(Exercise task)
Determine which lines of the records include the word "výkyvy", and copy them.

(Available records)
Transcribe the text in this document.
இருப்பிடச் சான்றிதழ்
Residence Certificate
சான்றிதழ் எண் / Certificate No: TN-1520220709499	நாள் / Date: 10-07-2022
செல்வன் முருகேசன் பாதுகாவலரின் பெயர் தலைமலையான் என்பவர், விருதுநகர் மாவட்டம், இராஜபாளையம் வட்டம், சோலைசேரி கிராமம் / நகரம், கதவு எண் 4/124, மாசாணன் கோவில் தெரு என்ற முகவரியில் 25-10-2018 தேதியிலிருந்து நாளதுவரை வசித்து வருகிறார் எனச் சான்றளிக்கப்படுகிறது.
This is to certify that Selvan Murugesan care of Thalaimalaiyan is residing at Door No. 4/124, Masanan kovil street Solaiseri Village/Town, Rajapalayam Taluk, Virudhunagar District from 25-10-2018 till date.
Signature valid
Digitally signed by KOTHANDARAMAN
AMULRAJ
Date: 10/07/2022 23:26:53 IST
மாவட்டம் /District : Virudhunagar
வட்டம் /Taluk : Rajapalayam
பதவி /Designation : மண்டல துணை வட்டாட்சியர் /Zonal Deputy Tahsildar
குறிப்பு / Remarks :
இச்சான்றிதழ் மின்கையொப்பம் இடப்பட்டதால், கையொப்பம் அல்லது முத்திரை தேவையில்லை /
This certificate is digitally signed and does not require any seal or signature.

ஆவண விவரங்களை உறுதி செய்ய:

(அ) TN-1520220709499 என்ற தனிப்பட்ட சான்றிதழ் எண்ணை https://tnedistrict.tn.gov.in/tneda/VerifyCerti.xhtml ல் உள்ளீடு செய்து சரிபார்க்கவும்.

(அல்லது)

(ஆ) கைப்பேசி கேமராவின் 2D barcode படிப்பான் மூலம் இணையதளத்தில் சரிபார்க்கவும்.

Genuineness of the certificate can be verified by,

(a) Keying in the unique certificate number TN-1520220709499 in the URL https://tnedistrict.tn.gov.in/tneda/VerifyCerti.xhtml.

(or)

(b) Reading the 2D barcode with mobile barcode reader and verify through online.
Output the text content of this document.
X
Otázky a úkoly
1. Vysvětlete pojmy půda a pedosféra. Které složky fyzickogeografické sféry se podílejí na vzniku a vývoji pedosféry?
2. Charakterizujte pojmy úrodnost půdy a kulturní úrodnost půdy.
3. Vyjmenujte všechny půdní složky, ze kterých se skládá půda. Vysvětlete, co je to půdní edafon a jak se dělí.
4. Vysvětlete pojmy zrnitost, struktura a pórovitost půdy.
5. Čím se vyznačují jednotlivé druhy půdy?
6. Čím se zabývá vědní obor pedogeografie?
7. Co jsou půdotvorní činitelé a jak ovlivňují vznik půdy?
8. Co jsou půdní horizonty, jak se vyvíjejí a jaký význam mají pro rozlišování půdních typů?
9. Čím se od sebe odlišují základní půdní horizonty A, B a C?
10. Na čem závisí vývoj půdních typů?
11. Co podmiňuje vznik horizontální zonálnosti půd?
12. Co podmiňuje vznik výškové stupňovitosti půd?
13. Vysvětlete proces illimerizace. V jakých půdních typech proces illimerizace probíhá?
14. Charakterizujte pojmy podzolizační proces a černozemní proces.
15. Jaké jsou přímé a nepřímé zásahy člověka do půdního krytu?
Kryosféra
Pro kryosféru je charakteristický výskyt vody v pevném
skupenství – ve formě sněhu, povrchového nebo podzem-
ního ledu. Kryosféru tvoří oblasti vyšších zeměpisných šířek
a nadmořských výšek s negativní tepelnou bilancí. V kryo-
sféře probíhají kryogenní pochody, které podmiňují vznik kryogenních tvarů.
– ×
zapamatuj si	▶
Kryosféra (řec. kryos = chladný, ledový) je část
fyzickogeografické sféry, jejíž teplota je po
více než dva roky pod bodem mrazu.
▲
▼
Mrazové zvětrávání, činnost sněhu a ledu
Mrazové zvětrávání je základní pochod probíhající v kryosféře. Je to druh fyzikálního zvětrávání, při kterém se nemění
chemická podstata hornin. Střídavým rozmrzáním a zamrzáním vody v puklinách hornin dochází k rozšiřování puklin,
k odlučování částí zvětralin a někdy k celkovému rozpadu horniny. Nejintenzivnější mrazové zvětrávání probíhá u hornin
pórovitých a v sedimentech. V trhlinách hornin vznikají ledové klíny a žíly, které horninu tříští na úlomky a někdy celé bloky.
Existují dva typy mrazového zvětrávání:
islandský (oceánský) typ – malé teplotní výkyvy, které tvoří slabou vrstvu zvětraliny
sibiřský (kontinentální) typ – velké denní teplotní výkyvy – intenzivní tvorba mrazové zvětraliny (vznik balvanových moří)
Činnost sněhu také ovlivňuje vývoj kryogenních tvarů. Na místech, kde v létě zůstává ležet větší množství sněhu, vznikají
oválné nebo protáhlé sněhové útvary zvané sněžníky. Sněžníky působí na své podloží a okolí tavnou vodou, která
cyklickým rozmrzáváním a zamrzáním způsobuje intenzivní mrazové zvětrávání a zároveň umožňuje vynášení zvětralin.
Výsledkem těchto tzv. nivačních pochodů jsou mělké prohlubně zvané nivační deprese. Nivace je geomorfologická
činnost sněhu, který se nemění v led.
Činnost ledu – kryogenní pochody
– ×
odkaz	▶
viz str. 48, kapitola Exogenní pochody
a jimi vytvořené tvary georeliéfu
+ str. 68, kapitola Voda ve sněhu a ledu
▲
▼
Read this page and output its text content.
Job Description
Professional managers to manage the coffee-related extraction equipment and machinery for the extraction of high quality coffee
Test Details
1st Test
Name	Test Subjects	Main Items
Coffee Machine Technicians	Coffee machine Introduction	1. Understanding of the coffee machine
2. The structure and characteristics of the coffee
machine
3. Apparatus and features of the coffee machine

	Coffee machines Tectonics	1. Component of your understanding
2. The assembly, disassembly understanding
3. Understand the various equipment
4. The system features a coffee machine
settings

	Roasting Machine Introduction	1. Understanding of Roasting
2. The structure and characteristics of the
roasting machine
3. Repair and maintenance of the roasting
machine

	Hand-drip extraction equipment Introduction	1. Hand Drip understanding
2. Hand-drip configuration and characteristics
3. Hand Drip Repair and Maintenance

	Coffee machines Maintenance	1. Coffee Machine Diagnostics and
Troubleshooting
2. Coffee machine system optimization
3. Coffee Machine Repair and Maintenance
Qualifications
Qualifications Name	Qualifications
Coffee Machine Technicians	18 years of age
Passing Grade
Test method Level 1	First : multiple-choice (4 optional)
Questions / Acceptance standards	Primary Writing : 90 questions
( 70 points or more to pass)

(Output)
islandský (oceánský) typ – malé teplotní výkyvy, které tvoří slabou vrstvu zvětraliny
sibiřský (kontinentální) typ – velké denní teplotní výkyvy – intenzivní tvorba mrazové zvětraliny (vznik balvanových moří)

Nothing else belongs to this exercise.